_What the task requires:_ The exercise asks for every line of the data to be reproduced exactly.

_Raw data:_
★ ★ ★ ★ ★ ★ ★

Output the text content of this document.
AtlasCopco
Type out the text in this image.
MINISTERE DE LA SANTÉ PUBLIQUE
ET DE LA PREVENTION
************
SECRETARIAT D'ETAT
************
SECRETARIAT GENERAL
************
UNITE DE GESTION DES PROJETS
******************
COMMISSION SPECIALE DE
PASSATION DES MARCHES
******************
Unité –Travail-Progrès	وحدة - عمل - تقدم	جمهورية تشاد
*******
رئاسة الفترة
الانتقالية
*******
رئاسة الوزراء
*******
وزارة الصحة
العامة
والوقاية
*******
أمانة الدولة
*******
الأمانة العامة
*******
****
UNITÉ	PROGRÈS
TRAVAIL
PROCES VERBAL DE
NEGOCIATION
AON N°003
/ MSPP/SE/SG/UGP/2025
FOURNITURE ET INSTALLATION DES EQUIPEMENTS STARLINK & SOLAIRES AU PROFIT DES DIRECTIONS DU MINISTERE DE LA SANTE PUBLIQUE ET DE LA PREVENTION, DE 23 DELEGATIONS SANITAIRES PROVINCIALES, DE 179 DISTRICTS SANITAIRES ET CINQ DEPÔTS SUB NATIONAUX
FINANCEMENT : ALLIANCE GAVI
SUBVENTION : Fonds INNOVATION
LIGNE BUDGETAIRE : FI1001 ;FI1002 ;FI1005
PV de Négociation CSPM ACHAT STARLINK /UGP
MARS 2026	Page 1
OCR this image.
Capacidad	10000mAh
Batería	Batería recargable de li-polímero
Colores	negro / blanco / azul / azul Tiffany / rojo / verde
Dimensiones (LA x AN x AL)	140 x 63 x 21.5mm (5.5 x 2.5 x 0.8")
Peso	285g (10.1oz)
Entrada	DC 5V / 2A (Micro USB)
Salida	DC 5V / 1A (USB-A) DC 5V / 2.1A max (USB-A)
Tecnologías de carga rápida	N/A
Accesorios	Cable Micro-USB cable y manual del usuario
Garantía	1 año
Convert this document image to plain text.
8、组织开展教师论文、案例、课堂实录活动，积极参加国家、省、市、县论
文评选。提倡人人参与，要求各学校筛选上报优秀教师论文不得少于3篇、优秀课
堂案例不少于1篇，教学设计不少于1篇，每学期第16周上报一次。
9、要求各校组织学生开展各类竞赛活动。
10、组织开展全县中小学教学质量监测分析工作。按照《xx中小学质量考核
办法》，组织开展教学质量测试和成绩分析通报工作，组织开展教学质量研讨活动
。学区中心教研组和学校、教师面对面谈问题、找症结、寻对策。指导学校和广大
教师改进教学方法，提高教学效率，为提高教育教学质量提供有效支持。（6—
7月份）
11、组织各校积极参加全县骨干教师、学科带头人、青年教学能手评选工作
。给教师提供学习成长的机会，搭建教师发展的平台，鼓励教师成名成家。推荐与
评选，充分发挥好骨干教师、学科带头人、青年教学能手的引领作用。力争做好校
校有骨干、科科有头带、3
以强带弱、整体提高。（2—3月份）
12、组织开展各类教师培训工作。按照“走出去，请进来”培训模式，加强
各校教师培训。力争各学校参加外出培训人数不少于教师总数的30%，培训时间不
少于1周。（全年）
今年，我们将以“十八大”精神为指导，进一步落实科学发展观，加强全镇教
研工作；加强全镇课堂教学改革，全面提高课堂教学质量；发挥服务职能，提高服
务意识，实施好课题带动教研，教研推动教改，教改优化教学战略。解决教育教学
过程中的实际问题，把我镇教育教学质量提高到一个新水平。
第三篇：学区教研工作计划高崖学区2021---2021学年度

★ ★ ★ ★ ★ ★ ★

_Answer for this exercise:_
Output the text content of this document.
AtlasCopco
Type out the text in this image.
MINISTERE DE LA SANTÉ PUBLIQUE
ET DE LA PREVENTION
************
SECRETARIAT D'ETAT
************
SECRETARIAT GENERAL
************
UNITE DE GESTION DES PROJETS
******************
COMMISSION SPECIALE DE
PASSATION DES MARCHES
******************
Unité –Travail-Progrès	وحدة - عمل - تقدم	جمهورية تشاد
*******
رئاسة الفترة
الانتقالية
*******
رئاسة الوزراء
*******
وزارة الصحة
العامة
والوقاية
*******
أمانة الدولة
*******
الأمانة العامة
*******
****
UNITÉ	PROGRÈS
TRAVAIL
PROCES VERBAL DE
NEGOCIATION
AON N°003
/ MSPP/SE/SG/UGP/2025
FOURNITURE ET INSTALLATION DES EQUIPEMENTS STARLINK & SOLAIRES AU PROFIT DES DIRECTIONS DU MINISTERE DE LA SANTE PUBLIQUE ET DE LA PREVENTION, DE 23 DELEGATIONS SANITAIRES PROVINCIALES, DE 179 DISTRICTS SANITAIRES ET CINQ DEPÔTS SUB NATIONAUX
FINANCEMENT : ALLIANCE GAVI
SUBVENTION : Fonds INNOVATION
LIGNE BUDGETAIRE : FI1001 ;FI1002 ;FI1005
PV de Négociation CSPM ACHAT STARLINK /UGP
MARS 2026	Page 1
OCR this image.
Capacidad	10000mAh
Batería	Batería recargable de li-polímero
Colores	negro / blanco / azul / azul Tiffany / rojo / verde
Dimensiones (LA x AN x AL)	140 x 63 x 21.5mm (5.5 x 2.5 x 0.8")
Peso	285g (10.1oz)
Entrada	DC 5V / 2A (Micro USB)
Salida	DC 5V / 1A (USB-A) DC 5V / 2.1A max (USB-A)
Tecnologías de carga rápida	N/A
Accesorios	Cable Micro-USB cable y manual del usuario
Garantía	1 año
Convert this document image to plain text.
8、组织开展教师论文、案例、课堂实录活动，积极参加国家、省、市、县论
文评选。提倡人人参与，要求各学校筛选上报优秀教师论文不得少于3篇、优秀课
堂案例不少于1篇，教学设计不少于1篇，每学期第16周上报一次。
9、要求各校组织学生开展各类竞赛活动。
10、组织开展全县中小学教学质量监测分析工作。按照《xx中小学质量考核
办法》，组织开展教学质量测试和成绩分析通报工作，组织开展教学质量研讨活动
。学区中心教研组和学校、教师面对面谈问题、找症结、寻对策。指导学校和广大
教师改进教学方法，提高教学效率，为提高教育教学质量提供有效支持。（6—
7月份）
11、组织各校积极参加全县骨干教师、学科带头人、青年教学能手评选工作
。给教师提供学习成长的机会，搭建教师发展的平台，鼓励教师成名成家。推荐与
评选，充分发挥好骨干教师、学科带头人、青年教学能手的引领作用。力争做好校
校有骨干、科科有头带、3
以强带弱、整体提高。（2—3月份）
12、组织开展各类教师培训工作。按照“走出去，请进来”培训模式，加强
各校教师培训。力争各学校参加外出培训人数不少于教师总数的30%，培训时间不
少于1周。（全年）
今年，我们将以“十八大”精神为指导，进一步落实科学发展观，加强全镇教
研工作；加强全镇课堂教学改革，全面提高课堂教学质量；发挥服务职能，提高服
务意识，实施好课题带动教研，教研推动教改，教改优化教学战略。解决教育教学
过程中的实际问题，把我镇教育教学质量提高到一个新水平。
第三篇：学区教研工作计划高崖学区2021---2021学年度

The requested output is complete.